== PROBLEM REQUIREMENTS ==
Pick every line with "ありがとうございました" from the material below.
* BEGIN SOURCE RECORDS *
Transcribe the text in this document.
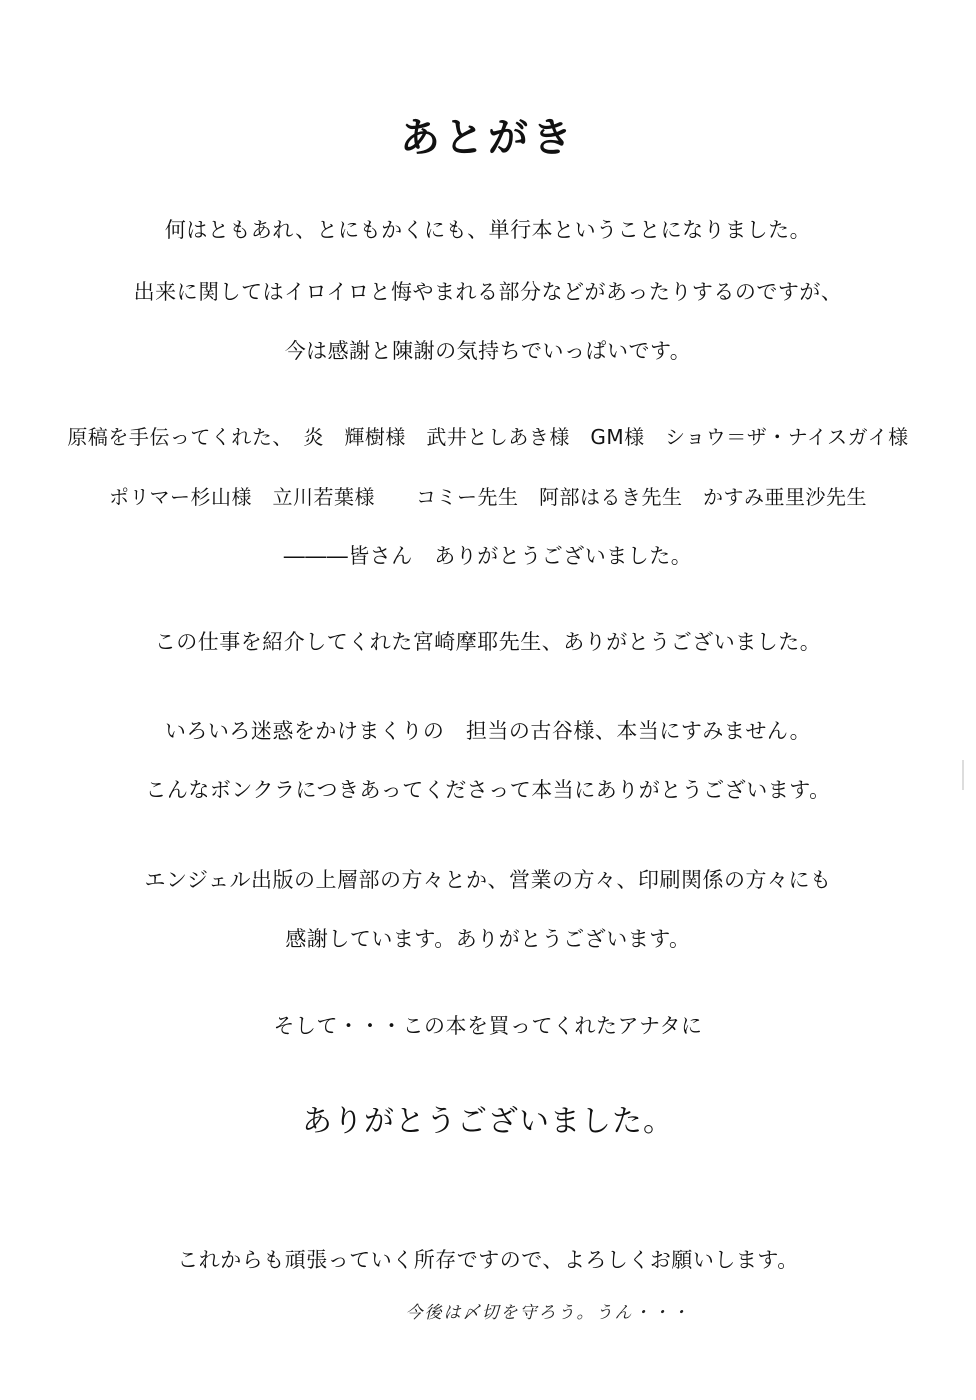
あとがき
何はともあれ、とにもかくにも、単行本ということになりました。
出来に関してはイロイロと悔やまれる部分などがあったりするのですが、
今は感謝と陳謝の気持ちでいっぱいです。
原稿を手伝ってくれた、　炎　輝樹様　武井としあき様　GM様　ショウ＝ザ・ナイスガイ様
ポリマー杉山様　立川若葉様　　コミー先生　阿部はるき先生　かすみ亜里沙先生
―――皆さん　ありがとうございました。
この仕事を紹介してくれた宮崎摩耶先生、ありがとうございました。
いろいろ迷惑をかけまくりの　担当の古谷様、本当にすみません。
こんなボンクラにつきあってくださって本当にありがとうございます。
エンジェル出版の上層部の方々とか、営業の方々、印刷関係の方々にも
感謝しています。ありがとうございます。
そして・・・この本を買ってくれたアナタに
ありがとうございました。
これからも頑張っていく所存ですので、よろしくお願いします。
今後は〆切を守ろう。うん・・・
* END SOURCE RECORDS *
== RESPONSE TO THE TASK ==
―――皆さん　ありがとうございました。
この仕事を紹介してくれた宮崎摩耶先生、ありがとうございました。
ありがとうございました。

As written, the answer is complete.